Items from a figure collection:
* BEGIN *
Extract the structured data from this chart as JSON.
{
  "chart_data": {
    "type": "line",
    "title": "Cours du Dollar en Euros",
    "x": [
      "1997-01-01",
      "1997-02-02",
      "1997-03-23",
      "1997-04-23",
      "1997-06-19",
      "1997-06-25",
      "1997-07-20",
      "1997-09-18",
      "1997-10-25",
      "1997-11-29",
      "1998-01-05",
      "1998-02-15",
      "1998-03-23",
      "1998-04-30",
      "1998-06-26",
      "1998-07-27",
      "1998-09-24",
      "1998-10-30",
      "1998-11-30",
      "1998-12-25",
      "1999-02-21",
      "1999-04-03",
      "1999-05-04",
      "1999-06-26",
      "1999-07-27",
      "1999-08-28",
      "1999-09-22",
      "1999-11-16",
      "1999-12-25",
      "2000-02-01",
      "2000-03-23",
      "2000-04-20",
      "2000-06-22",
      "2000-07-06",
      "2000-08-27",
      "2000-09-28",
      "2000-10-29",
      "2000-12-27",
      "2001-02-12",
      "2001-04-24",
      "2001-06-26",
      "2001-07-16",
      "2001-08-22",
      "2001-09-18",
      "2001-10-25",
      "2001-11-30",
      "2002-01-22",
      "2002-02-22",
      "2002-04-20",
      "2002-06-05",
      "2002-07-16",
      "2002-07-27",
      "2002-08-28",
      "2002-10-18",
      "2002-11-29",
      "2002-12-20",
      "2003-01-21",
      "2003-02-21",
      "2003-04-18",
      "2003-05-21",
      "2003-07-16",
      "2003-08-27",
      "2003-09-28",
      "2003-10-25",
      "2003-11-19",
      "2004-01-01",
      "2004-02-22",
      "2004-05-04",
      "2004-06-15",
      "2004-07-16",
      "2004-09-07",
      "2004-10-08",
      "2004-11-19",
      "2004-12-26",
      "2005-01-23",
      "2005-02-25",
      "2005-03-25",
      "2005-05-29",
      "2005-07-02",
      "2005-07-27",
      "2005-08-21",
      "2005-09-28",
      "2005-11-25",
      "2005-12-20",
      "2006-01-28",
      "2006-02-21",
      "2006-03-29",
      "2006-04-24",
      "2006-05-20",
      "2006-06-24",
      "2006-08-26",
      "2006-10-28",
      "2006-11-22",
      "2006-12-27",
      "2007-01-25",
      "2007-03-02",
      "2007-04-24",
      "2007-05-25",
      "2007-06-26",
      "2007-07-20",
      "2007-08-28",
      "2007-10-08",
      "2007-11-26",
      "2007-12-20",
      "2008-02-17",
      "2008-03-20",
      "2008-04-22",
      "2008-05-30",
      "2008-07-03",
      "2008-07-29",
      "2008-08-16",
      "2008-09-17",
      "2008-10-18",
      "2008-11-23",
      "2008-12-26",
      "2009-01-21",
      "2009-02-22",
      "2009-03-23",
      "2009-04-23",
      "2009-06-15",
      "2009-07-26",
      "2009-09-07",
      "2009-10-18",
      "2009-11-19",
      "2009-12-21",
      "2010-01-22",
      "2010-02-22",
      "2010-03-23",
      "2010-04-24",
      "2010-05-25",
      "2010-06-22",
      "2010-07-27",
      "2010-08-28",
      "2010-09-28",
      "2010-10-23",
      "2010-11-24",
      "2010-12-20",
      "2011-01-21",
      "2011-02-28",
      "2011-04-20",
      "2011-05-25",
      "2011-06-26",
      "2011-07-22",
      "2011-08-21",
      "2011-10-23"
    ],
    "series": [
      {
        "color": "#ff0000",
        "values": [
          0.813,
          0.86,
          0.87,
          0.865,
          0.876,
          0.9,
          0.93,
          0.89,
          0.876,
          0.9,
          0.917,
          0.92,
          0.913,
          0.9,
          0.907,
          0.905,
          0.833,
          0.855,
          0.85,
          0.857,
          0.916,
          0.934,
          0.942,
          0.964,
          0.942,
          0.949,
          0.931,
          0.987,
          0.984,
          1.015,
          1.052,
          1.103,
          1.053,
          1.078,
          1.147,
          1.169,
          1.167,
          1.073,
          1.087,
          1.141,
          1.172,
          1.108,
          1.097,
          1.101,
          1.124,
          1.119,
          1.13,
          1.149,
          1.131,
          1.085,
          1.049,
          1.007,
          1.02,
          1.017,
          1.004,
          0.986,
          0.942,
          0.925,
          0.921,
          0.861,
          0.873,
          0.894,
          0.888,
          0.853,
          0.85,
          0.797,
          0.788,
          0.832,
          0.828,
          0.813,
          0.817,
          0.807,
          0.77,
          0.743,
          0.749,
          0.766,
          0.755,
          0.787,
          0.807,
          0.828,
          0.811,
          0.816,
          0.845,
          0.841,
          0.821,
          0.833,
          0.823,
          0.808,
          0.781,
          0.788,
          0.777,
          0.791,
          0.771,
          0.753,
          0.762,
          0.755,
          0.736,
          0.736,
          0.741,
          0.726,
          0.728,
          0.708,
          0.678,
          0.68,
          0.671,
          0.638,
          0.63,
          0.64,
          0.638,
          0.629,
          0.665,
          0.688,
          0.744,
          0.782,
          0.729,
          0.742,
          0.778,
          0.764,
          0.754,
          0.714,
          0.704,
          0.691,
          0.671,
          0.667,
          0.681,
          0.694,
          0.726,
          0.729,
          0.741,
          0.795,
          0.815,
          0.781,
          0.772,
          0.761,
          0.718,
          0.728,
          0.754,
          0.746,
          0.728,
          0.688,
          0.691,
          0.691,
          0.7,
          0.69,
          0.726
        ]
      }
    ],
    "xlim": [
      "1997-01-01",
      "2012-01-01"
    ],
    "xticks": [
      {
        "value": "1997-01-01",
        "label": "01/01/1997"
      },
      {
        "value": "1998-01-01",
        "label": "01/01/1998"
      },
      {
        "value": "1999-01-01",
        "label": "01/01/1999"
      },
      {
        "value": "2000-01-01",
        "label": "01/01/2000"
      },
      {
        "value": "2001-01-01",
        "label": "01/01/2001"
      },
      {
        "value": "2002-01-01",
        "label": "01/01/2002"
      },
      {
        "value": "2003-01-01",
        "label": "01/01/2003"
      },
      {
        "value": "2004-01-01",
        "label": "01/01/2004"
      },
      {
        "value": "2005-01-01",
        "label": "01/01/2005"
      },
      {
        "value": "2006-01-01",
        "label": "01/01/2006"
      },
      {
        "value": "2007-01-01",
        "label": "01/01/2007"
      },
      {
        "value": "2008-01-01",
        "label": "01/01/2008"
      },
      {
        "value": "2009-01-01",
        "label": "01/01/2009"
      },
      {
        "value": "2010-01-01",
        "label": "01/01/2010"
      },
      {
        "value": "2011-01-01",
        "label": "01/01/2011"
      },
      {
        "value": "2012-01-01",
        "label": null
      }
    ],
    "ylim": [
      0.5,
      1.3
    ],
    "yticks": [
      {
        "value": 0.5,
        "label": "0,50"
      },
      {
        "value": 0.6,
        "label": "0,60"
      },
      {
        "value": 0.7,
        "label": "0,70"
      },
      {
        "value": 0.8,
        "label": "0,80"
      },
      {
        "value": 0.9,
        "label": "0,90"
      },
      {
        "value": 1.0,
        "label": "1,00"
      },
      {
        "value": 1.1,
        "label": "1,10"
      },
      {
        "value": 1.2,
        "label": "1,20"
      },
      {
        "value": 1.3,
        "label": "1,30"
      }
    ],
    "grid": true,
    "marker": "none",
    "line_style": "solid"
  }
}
* END *
From the first line to the last, please quote the material above exactly.

Extract the structured data from this chart as JSON.
{
  "chart_data": {
    "type": "line",
    "title": "Cours du Dollar en Euros",
    "x": [
      "1997-01-01",
      "1997-02-02",
      "1997-03-23",
      "1997-04-23",
      "1997-06-19",
      "1997-06-25",
      "1997-07-20",
      "1997-09-18",
      "1997-10-25",
      "1997-11-29",
      "1998-01-05",
      "1998-02-15",
      "1998-03-23",
      "1998-04-30",
      "1998-06-26",
      "1998-07-27",
      "1998-09-24",
      "1998-10-30",
      "1998-11-30",
      "1998-12-25",
      "1999-02-21",
      "1999-04-03",
      "1999-05-04",
      "1999-06-26",
      "1999-07-27",
      "1999-08-28",
      "1999-09-22",
      "1999-11-16",
      "1999-12-25",
      "2000-02-01",
      "2000-03-23",
      "2000-04-20",
      "2000-06-22",
      "2000-07-06",
      "2000-08-27",
      "2000-09-28",
      "2000-10-29",
      "2000-12-27",
      "2001-02-12",
      "2001-04-24",
      "2001-06-26",
      "2001-07-16",
      "2001-08-22",
      "2001-09-18",
      "2001-10-25",
      "2001-11-30",
      "2002-01-22",
      "2002-02-22",
      "2002-04-20",
      "2002-06-05",
      "2002-07-16",
      "2002-07-27",
      "2002-08-28",
      "2002-10-18",
      "2002-11-29",
      "2002-12-20",
      "2003-01-21",
      "2003-02-21",
      "2003-04-18",
      "2003-05-21",
      "2003-07-16",
      "2003-08-27",
      "2003-09-28",
      "2003-10-25",
      "2003-11-19",
      "2004-01-01",
      "2004-02-22",
      "2004-05-04",
      "2004-06-15",
      "2004-07-16",
      "2004-09-07",
      "2004-10-08",
      "2004-11-19",
      "2004-12-26",
      "2005-01-23",
      "2005-02-25",
      "2005-03-25",
      "2005-05-29",
      "2005-07-02",
      "2005-07-27",
      "2005-08-21",
      "2005-09-28",
      "2005-11-25",
      "2005-12-20",
      "2006-01-28",
      "2006-02-21",
      "2006-03-29",
      "2006-04-24",
      "2006-05-20",
      "2006-06-24",
      "2006-08-26",
      "2006-10-28",
      "2006-11-22",
      "2006-12-27",
      "2007-01-25",
      "2007-03-02",
      "2007-04-24",
      "2007-05-25",
      "2007-06-26",
      "2007-07-20",
      "2007-08-28",
      "2007-10-08",
      "2007-11-26",
      "2007-12-20",
      "2008-02-17",
      "2008-03-20",
      "2008-04-22",
      "2008-05-30",
      "2008-07-03",
      "2008-07-29",
      "2008-08-16",
      "2008-09-17",
      "2008-10-18",
      "2008-11-23",
      "2008-12-26",
      "2009-01-21",
      "2009-02-22",
      "2009-03-23",
      "2009-04-23",
      "2009-06-15",
      "2009-07-26",
      "2009-09-07",
      "2009-10-18",
      "2009-11-19",
      "2009-12-21",
      "2010-01-22",
      "2010-02-22",
      "2010-03-23",
      "2010-04-24",
      "2010-05-25",
      "2010-06-22",
      "2010-07-27",
      "2010-08-28",
      "2010-09-28",
      "2010-10-23",
      "2010-11-24",
      "2010-12-20",
      "2011-01-21",
      "2011-02-28",
      "2011-04-20",
      "2011-05-25",
      "2011-06-26",
      "2011-07-22",
      "2011-08-21",
      "2011-10-23"
    ],
    "series": [
      {
        "color": "#ff0000",
        "values": [
          0.813,
          0.86,
          0.87,
          0.865,
          0.876,
          0.9,
          0.93,
          0.89,
          0.876,
          0.9,
          0.917,
          0.92,
          0.913,
          0.9,
          0.907,
          0.905,
          0.833,
          0.855,
          0.85,
          0.857,
          0.916,
          0.934,
          0.942,
          0.964,
          0.942,
          0.949,
          0.931,
          0.987,
          0.984,
          1.015,
          1.052,
          1.103,
          1.053,
          1.078,
          1.147,
          1.169,
          1.167,
          1.073,
          1.087,
          1.141,
          1.172,
          1.108,
          1.097,
          1.101,
          1.124,
          1.119,
          1.13,
          1.149,
          1.131,
          1.085,
          1.049,
          1.007,
          1.02,
          1.017,
          1.004,
          0.986,
          0.942,
          0.925,
          0.921,
          0.861,
          0.873,
          0.894,
          0.888,
          0.853,
          0.85,
          0.797,
          0.788,
          0.832,
          0.828,
          0.813,
          0.817,
          0.807,
          0.77,
          0.743,
          0.749,
          0.766,
          0.755,
          0.787,
          0.807,
          0.828,
          0.811,
          0.816,
          0.845,
          0.841,
          0.821,
          0.833,
          0.823,
          0.808,
          0.781,
          0.788,
          0.777,
          0.791,
          0.771,
          0.753,
          0.762,
          0.755,
          0.736,
          0.736,
          0.741,
          0.726,
          0.728,
          0.708,
          0.678,
          0.68,
          0.671,
          0.638,
          0.63,
          0.64,
          0.638,
          0.629,
          0.665,
          0.688,
          0.744,
          0.782,
          0.729,
          0.742,
          0.778,
          0.764,
          0.754,
          0.714,
          0.704,
          0.691,
          0.671,
          0.667,
          0.681,
          0.694,
          0.726,
          0.729,
          0.741,
          0.795,
          0.815,
          0.781,
          0.772,
          0.761,
          0.718,
          0.728,
          0.754,
          0.746,
          0.728,
          0.688,
          0.691,
          0.691,
          0.7,
          0.69,
          0.726
        ]
      }
    ],
    "xlim": [
      "1997-01-01",
      "2012-01-01"
    ],
    "xticks": [
      {
        "value": "1997-01-01",
        "label": "01/01/1997"
      },
      {
        "value": "1998-01-01",
        "label": "01/01/1998"
      },
      {
        "value": "1999-01-01",
        "label": "01/01/1999"
      },
      {
        "value": "2000-01-01",
        "label": "01/01/2000"
      },
      {
        "value": "2001-01-01",
        "label": "01/01/2001"
      },
      {
        "value": "2002-01-01",
        "label": "01/01/2002"
      },
      {
        "value": "2003-01-01",
        "label": "01/01/2003"
      },
      {
        "value": "2004-01-01",
        "label": "01/01/2004"
      },
      {
        "value": "2005-01-01",
        "label": "01/01/2005"
      },
      {
        "value": "2006-01-01",
        "label": "01/01/2006"
      },
      {
        "value": "2007-01-01",
        "label": "01/01/2007"
      },
      {
        "value": "2008-01-01",
        "label": "01/01/2008"
      },
      {
        "value": "2009-01-01",
        "label": "01/01/2009"
      },
      {
        "value": "2010-01-01",
        "label": "01/01/2010"
      },
      {
        "value": "2011-01-01",
        "label": "01/01/2011"
      },
      {
        "value": "2012-01-01",
        "label": null
      }
    ],
    "ylim": [
      0.5,
      1.3
    ],
    "yticks": [
      {
        "value": 0.5,
        "label": "0,50"
      },
      {
        "value": 0.6,
        "label": "0,60"
      },
      {
        "value": 0.7,
        "label": "0,70"
      },
      {
        "value": 0.8,
        "label": "0,80"
      },
      {
        "value": 0.9,
        "label": "0,90"
      },
      {
        "value": 1.0,
        "label": "1,00"
      },
      {
        "value": 1.1,
        "label": "1,10"
      },
      {
        "value": 1.2,
        "label": "1,20"
      },
      {
        "value": 1.3,
        "label": "1,30"
      }
    ],
    "grid": true,
    "marker": "none",
    "line_style": "solid"
  }
}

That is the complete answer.